# [Instructions for the task]
Of the lines below, count those containing the word "links". Reply with the number alone.

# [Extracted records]
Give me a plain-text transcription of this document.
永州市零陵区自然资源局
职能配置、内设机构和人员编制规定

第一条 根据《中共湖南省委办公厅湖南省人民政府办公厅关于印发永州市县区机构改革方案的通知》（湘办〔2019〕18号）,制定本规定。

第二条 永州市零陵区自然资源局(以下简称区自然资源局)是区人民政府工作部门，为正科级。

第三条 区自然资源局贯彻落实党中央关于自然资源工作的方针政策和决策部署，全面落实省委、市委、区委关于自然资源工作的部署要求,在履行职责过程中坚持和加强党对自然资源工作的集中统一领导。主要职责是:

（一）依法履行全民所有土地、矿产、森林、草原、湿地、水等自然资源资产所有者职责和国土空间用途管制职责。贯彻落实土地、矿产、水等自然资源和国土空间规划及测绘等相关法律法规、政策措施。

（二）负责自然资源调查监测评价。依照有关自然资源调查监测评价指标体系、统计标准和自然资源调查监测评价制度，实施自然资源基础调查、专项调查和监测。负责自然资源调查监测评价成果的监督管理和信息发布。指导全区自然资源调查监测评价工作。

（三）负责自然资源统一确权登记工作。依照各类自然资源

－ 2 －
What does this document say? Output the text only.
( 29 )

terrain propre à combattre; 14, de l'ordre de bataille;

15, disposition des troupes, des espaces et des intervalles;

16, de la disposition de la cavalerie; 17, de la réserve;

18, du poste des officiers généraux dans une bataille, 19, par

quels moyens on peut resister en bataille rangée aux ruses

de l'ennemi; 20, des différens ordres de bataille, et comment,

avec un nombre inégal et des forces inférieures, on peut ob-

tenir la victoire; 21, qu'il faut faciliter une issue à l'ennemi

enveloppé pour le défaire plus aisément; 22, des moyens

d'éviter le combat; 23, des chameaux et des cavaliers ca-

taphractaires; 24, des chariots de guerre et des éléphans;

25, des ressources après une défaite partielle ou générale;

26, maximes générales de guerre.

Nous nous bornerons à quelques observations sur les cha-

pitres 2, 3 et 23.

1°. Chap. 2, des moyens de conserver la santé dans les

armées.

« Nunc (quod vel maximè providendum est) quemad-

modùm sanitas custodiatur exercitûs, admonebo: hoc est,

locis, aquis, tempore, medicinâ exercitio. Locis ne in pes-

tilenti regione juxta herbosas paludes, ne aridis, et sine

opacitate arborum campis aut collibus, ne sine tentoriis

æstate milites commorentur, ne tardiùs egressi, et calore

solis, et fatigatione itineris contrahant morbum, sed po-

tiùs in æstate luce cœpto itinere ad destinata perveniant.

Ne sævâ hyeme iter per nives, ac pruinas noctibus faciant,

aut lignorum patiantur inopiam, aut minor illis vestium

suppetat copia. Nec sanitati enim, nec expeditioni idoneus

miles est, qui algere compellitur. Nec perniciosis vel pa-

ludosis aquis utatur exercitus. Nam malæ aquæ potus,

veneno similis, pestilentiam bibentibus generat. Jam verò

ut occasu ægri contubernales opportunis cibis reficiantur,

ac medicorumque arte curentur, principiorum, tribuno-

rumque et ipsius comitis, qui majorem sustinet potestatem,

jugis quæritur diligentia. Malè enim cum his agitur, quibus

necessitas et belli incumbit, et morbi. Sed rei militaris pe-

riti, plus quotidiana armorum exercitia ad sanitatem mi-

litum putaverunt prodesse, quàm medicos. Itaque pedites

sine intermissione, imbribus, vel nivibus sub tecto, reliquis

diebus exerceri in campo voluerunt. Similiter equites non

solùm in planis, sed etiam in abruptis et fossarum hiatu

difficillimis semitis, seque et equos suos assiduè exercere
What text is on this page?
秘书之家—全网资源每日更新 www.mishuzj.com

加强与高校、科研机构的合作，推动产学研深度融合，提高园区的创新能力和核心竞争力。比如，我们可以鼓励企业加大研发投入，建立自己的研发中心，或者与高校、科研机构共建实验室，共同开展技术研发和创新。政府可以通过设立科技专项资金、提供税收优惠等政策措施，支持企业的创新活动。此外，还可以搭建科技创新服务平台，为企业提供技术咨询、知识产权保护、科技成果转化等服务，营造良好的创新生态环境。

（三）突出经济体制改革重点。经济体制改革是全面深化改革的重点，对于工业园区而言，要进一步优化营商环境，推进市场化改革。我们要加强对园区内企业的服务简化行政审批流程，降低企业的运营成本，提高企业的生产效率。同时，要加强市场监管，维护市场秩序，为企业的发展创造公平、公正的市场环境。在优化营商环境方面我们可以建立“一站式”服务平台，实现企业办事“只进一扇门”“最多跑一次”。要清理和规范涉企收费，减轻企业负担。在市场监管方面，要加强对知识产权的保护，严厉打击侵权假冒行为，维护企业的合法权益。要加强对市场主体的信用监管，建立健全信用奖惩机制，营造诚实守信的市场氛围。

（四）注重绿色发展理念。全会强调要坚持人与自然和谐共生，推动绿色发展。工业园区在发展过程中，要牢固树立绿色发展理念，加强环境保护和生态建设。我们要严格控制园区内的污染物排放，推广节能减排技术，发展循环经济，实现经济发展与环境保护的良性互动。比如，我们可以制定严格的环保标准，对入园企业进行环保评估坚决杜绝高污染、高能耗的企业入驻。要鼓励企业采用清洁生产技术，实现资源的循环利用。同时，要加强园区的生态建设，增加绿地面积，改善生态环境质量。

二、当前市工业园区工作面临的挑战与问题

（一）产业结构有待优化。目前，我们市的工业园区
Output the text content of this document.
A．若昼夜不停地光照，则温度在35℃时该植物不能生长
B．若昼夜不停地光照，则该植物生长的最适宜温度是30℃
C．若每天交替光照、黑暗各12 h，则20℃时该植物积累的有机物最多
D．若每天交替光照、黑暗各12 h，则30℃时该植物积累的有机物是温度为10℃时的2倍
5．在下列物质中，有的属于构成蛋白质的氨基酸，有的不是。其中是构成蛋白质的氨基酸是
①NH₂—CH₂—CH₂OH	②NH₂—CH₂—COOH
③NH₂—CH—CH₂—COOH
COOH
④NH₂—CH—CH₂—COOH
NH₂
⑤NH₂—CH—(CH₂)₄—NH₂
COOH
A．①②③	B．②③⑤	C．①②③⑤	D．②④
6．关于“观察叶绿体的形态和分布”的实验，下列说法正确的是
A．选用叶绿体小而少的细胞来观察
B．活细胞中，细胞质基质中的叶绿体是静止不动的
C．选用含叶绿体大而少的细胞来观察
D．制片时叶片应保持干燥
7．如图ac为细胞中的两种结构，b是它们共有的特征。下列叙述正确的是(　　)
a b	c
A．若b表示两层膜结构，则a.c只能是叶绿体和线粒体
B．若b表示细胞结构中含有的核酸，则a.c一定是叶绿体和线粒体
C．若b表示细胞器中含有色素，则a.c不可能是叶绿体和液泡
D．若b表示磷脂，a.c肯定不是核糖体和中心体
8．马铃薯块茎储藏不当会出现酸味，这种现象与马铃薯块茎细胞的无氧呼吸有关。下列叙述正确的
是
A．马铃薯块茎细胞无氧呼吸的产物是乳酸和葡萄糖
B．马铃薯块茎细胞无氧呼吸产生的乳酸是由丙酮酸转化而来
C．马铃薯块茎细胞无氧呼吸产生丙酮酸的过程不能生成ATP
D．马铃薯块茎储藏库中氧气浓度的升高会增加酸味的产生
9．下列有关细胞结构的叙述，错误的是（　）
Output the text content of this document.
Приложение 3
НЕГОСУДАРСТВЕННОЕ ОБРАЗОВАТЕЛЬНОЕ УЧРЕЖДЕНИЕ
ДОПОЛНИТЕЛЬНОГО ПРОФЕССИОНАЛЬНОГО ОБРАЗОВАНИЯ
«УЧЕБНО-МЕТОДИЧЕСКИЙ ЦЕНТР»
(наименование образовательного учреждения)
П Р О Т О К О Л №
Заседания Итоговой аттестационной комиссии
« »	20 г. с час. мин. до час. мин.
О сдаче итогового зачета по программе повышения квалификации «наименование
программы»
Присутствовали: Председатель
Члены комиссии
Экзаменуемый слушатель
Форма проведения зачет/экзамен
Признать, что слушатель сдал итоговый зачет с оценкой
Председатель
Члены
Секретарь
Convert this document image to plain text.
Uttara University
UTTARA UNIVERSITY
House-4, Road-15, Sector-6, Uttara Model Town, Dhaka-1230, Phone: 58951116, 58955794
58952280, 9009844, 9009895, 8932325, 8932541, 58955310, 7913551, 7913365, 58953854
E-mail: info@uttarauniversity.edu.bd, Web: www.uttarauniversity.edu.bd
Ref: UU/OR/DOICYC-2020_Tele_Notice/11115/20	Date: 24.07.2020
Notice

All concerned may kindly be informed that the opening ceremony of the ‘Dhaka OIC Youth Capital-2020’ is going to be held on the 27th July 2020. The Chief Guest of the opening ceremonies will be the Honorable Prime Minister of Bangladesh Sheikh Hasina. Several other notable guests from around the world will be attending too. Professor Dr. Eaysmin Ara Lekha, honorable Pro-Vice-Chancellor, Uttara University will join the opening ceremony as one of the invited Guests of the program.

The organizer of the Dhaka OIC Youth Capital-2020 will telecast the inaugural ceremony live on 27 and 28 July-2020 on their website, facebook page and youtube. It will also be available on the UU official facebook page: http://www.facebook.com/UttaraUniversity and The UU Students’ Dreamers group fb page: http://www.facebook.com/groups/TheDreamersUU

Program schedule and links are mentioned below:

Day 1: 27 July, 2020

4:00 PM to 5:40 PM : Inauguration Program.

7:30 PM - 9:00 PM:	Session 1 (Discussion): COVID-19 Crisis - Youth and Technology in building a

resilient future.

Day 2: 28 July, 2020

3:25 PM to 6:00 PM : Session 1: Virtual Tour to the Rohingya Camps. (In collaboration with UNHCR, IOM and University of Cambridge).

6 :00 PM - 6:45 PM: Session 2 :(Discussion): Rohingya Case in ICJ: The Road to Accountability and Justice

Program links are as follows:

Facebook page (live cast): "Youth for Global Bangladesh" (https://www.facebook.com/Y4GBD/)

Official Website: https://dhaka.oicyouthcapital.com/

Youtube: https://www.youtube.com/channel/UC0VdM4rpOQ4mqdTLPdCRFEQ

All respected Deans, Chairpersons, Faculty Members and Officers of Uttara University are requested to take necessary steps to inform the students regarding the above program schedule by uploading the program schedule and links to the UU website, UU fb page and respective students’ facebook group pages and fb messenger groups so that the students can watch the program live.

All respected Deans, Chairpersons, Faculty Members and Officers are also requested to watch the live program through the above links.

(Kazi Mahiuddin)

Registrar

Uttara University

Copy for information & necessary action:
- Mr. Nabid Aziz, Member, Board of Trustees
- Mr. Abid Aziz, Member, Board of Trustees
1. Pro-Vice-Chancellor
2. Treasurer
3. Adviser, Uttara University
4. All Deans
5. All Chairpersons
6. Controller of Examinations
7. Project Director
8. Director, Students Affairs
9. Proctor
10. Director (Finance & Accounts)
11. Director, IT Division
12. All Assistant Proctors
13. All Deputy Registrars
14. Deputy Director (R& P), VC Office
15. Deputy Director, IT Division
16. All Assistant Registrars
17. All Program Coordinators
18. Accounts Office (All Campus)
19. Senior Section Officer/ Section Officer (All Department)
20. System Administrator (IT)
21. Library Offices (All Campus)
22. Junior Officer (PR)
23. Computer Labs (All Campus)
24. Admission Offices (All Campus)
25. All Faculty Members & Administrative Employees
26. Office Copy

# [Exercise answer]
4